* [Task details]: Write the data below out exactly as it stands. Do not include the pictures.

* [Listing]:
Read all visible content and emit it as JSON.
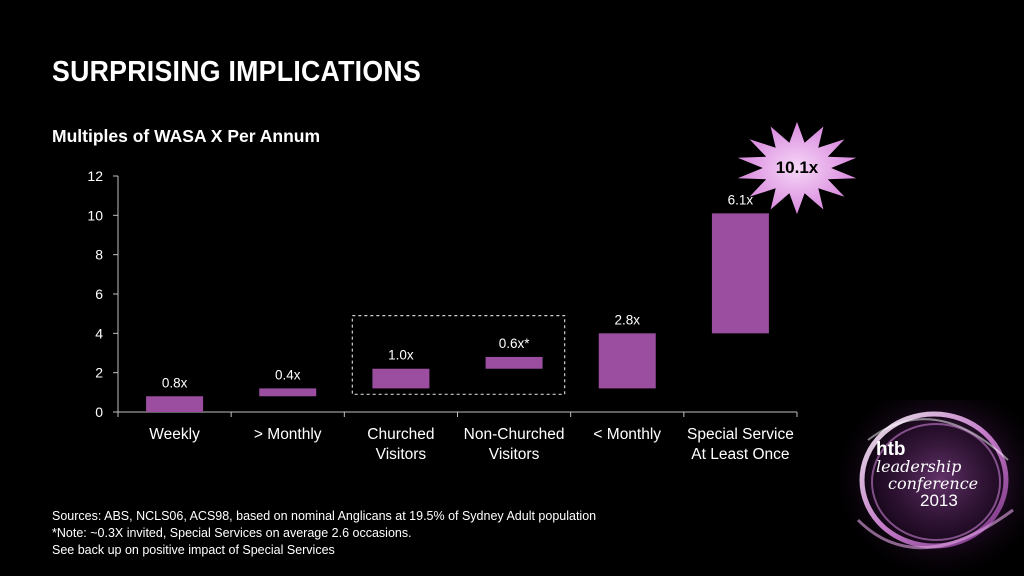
{
  "title": "SURPRISING IMPLICATIONS",
  "subtitle": "Multiples of  WASA X Per Annum",
  "callout": "10.1x",
  "chart_data": {
    "type": "bar",
    "subtype": "waterfall",
    "categories": [
      [
        "Weekly"
      ],
      [
        "> Monthly"
      ],
      [
        "Churched",
        "Visitors"
      ],
      [
        "Non-Churched",
        "Visitors"
      ],
      [
        "< Monthly"
      ],
      [
        "Special Service",
        "At Least Once"
      ]
    ],
    "starts": [
      0,
      0.8,
      1.2,
      2.2,
      1.2,
      4.0
    ],
    "ends": [
      0.8,
      1.2,
      2.2,
      2.8,
      4.0,
      10.1
    ],
    "data_labels": [
      "0.8x",
      "0.4x",
      "1.0x",
      "0.6x*",
      "2.8x",
      "6.1x"
    ],
    "yticks": [
      "0",
      "2",
      "4",
      "6",
      "8",
      "10",
      "12"
    ],
    "ylim": [
      0,
      12
    ],
    "bar_color": "#9b4ea0",
    "grid": false,
    "highlight_box_categories": [
      2,
      3
    ]
  },
  "footnotes": [
    "Sources: ABS, NCLS06, ACS98, based on nominal Anglicans at 19.5% of Sydney Adult population",
    "*Note: ~0.3X invited, Special Services on average 2.6 occasions.",
    " See back up on positive impact of Special Services"
  ],
  "logo": {
    "brand": "htb",
    "line1": "leadership",
    "line2": "conference",
    "year": "2013"
  },
  "colors": {
    "background": "#000000",
    "bar": "#9b4ea0",
    "callout": "#e8b0ea",
    "text": "#ffffff"
  }
}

* [The result]:
Read all visible content and emit it as JSON.
{
  "title": "SURPRISING IMPLICATIONS",
  "subtitle": "Multiples of  WASA X Per Annum",
  "callout": "10.1x",
  "chart_data": {
    "type": "bar",
    "subtype": "waterfall",
    "categories": [
      [
        "Weekly"
      ],
      [
        "> Monthly"
      ],
      [
        "Churched",
        "Visitors"
      ],
      [
        "Non-Churched",
        "Visitors"
      ],
      [
        "< Monthly"
      ],
      [
        "Special Service",
        "At Least Once"
      ]
    ],
    "starts": [
      0,
      0.8,
      1.2,
      2.2,
      1.2,
      4.0
    ],
    "ends": [
      0.8,
      1.2,
      2.2,
      2.8,
      4.0,
      10.1
    ],
    "data_labels": [
      "0.8x",
      "0.4x",
      "1.0x",
      "0.6x*",
      "2.8x",
      "6.1x"
    ],
    "yticks": [
      "0",
      "2",
      "4",
      "6",
      "8",
      "10",
      "12"
    ],
    "ylim": [
      0,
      12
    ],
    "bar_color": "#9b4ea0",
    "grid": false,
    "highlight_box_categories": [
      2,
      3
    ]
  },
  "footnotes": [
    "Sources: ABS, NCLS06, ACS98, based on nominal Anglicans at 19.5% of Sydney Adult population",
    "*Note: ~0.3X invited, Special Services on average 2.6 occasions.",
    " See back up on positive impact of Special Services"
  ],
  "logo": {
    "brand": "htb",
    "line1": "leadership",
    "line2": "conference",
    "year": "2013"
  },
  "colors": {
    "background": "#000000",
    "bar": "#9b4ea0",
    "callout": "#e8b0ea",
    "text": "#ffffff"
  }
}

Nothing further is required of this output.